§ Exercise objective
Find the word "Спецификация" in the records below. List each line containing it.

§ Data shown
▼
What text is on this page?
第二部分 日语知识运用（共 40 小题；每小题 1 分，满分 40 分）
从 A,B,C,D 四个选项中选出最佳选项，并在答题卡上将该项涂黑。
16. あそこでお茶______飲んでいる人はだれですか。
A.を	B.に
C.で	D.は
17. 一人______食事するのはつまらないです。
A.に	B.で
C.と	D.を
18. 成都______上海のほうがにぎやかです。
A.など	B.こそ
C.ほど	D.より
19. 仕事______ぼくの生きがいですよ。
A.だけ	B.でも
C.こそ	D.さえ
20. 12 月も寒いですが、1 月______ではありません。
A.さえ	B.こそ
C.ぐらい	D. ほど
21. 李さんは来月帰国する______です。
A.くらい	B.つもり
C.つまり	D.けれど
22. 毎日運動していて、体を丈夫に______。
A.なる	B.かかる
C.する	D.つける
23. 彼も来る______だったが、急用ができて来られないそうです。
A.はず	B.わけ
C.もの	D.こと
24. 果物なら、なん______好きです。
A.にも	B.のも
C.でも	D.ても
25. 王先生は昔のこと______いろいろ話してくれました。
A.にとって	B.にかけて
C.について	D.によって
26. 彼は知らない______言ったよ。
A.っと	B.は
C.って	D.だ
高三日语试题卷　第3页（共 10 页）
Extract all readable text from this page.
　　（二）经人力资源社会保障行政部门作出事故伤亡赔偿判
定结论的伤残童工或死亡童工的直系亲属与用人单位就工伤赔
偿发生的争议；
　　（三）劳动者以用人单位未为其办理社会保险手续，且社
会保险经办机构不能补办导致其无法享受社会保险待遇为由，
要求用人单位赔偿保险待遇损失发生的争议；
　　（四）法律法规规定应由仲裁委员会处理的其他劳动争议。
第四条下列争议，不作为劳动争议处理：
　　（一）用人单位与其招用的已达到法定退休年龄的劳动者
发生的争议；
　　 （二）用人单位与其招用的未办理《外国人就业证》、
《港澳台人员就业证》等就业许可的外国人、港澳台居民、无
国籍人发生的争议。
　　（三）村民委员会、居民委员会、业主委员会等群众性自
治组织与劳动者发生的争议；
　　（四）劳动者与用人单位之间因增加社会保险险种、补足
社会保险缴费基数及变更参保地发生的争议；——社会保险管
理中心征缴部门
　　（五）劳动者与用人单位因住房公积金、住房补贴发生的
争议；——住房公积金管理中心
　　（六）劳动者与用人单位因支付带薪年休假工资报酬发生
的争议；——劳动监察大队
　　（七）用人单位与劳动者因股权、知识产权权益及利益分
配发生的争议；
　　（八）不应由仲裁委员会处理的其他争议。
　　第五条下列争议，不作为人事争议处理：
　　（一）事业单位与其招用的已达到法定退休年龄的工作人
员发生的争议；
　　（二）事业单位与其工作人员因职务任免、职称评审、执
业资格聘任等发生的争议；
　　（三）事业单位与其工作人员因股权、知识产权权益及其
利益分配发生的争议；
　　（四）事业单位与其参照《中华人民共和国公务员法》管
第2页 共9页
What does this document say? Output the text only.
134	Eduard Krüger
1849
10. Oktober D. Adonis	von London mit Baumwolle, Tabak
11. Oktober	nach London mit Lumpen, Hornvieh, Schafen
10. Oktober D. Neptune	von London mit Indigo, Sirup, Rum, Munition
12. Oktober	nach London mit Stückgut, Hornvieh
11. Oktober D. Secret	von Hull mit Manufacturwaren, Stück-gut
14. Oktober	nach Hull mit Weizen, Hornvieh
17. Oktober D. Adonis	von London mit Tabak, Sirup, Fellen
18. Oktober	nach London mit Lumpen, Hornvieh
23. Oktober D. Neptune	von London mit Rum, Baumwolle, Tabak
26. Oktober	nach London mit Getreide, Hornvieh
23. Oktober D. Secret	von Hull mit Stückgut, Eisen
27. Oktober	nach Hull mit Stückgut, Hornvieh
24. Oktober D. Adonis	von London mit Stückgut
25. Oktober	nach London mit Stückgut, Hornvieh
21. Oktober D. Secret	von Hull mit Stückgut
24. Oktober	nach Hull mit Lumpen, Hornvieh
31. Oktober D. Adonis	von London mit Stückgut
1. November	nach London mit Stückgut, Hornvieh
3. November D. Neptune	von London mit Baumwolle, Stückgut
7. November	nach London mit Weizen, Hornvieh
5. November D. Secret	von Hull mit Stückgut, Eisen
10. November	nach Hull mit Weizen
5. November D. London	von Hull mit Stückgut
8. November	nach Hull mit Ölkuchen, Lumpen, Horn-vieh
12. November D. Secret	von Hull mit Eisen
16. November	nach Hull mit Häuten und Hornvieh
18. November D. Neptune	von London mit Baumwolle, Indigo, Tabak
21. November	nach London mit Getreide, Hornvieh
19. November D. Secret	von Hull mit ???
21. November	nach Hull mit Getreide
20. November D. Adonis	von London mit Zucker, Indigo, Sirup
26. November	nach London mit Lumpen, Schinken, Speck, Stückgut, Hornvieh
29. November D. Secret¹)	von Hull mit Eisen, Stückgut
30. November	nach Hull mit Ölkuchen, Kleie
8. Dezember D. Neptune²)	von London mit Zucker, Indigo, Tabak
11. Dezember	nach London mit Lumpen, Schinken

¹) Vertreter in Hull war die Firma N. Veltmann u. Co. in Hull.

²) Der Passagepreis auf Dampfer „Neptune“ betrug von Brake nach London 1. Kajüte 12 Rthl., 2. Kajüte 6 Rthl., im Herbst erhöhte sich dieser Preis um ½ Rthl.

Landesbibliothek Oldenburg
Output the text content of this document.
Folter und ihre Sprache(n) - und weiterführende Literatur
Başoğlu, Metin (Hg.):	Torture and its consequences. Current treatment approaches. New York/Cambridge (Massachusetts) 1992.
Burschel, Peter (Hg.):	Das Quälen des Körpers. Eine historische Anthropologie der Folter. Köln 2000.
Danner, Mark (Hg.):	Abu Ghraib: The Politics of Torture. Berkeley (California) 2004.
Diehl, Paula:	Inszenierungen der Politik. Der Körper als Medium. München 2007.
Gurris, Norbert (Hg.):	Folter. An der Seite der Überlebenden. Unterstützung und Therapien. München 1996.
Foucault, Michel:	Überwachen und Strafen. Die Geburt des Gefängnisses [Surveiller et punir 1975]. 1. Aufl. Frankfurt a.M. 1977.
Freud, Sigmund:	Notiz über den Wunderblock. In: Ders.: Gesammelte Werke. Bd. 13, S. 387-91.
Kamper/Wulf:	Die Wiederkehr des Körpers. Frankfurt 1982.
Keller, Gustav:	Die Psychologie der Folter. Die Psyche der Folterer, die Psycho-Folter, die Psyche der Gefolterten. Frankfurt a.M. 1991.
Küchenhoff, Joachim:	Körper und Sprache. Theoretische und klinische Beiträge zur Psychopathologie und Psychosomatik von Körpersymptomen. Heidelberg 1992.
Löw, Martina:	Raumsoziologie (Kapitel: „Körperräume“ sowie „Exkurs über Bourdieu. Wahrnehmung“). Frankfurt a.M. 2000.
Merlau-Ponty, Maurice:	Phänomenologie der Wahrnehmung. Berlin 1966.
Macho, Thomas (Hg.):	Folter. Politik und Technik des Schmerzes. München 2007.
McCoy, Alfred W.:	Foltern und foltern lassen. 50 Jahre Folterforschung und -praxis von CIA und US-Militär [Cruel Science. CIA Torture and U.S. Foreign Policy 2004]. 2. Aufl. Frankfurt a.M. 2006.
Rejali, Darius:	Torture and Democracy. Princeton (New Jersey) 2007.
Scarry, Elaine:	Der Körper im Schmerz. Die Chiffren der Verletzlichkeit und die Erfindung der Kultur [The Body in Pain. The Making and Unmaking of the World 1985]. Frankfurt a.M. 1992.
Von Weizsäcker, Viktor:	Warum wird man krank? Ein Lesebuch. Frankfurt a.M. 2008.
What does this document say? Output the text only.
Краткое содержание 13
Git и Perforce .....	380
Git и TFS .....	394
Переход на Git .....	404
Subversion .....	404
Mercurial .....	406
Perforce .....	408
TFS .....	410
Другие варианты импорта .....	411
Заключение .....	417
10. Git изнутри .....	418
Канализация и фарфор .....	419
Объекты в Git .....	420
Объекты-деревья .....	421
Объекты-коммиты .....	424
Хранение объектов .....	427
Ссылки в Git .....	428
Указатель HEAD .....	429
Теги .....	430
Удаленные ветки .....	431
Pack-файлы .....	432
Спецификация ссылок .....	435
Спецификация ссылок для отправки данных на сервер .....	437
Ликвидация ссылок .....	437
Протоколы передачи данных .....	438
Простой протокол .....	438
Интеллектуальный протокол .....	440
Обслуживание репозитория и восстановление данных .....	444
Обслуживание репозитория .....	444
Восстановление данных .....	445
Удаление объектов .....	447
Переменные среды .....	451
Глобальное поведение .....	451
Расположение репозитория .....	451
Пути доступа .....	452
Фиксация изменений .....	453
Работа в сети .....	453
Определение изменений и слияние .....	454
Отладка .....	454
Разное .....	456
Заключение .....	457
▲
§ Result below
Спецификация ссылок .....	435
Спецификация ссылок для отправки данных на сервер .....	437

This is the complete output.